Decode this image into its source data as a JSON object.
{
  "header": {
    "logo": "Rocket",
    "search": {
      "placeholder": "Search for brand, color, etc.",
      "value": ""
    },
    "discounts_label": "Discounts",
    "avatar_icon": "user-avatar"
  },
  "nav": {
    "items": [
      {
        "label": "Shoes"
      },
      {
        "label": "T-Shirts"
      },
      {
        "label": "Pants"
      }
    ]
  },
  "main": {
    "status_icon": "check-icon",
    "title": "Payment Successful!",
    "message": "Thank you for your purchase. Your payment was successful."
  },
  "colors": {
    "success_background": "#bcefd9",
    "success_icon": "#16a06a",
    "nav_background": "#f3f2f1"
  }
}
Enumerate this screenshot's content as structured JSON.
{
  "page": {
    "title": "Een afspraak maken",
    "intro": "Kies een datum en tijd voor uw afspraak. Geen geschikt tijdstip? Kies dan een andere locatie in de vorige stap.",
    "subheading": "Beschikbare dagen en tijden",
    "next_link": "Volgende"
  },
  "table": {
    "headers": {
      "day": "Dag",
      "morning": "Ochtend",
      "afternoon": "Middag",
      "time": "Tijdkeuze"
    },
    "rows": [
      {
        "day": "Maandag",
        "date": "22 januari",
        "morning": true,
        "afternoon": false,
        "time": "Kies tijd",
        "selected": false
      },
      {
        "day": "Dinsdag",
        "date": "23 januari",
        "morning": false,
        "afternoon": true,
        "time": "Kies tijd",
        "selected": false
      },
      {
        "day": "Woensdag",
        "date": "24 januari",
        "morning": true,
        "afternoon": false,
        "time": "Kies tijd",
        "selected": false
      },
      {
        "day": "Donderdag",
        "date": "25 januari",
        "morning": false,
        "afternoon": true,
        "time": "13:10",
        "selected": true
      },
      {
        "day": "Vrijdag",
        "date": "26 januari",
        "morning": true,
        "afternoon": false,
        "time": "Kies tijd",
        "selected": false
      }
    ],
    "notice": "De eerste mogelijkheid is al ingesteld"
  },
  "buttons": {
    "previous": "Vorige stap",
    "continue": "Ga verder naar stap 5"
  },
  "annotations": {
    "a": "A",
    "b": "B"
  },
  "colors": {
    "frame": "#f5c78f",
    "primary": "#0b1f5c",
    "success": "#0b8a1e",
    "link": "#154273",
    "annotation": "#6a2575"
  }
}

━━━━━━━━

Instructions to follow :: Exactly as shown above, return every record.

Written reply ::
Decode this image into its source data as a JSON object.
{
  "header": {
    "logo": "Rocket",
    "search": {
      "placeholder": "Search for brand, color, etc.",
      "value": ""
    },
    "discounts_label": "Discounts",
    "avatar_icon": "user-avatar"
  },
  "nav": {
    "items": [
      {
        "label": "Shoes"
      },
      {
        "label": "T-Shirts"
      },
      {
        "label": "Pants"
      }
    ]
  },
  "main": {
    "status_icon": "check-icon",
    "title": "Payment Successful!",
    "message": "Thank you for your purchase. Your payment was successful."
  },
  "colors": {
    "success_background": "#bcefd9",
    "success_icon": "#16a06a",
    "nav_background": "#f3f2f1"
  }
}
Enumerate this screenshot's content as structured JSON.
{
  "page": {
    "title": "Een afspraak maken",
    "intro": "Kies een datum en tijd voor uw afspraak. Geen geschikt tijdstip? Kies dan een andere locatie in de vorige stap.",
    "subheading": "Beschikbare dagen en tijden",
    "next_link": "Volgende"
  },
  "table": {
    "headers": {
      "day": "Dag",
      "morning": "Ochtend",
      "afternoon": "Middag",
      "time": "Tijdkeuze"
    },
    "rows": [
      {
        "day": "Maandag",
        "date": "22 januari",
        "morning": true,
        "afternoon": false,
        "time": "Kies tijd",
        "selected": false
      },
      {
        "day": "Dinsdag",
        "date": "23 januari",
        "morning": false,
        "afternoon": true,
        "time": "Kies tijd",
        "selected": false
      },
      {
        "day": "Woensdag",
        "date": "24 januari",
        "morning": true,
        "afternoon": false,
        "time": "Kies tijd",
        "selected": false
      },
      {
        "day": "Donderdag",
        "date": "25 januari",
        "morning": false,
        "afternoon": true,
        "time": "13:10",
        "selected": true
      },
      {
        "day": "Vrijdag",
        "date": "26 januari",
        "morning": true,
        "afternoon": false,
        "time": "Kies tijd",
        "selected": false
      }
    ],
    "notice": "De eerste mogelijkheid is al ingesteld"
  },
  "buttons": {
    "previous": "Vorige stap",
    "continue": "Ga verder naar stap 5"
  },
  "annotations": {
    "a": "A",
    "b": "B"
  },
  "colors": {
    "frame": "#f5c78f",
    "primary": "#0b1f5c",
    "success": "#0b8a1e",
    "link": "#154273",
    "annotation": "#6a2575"
  }
}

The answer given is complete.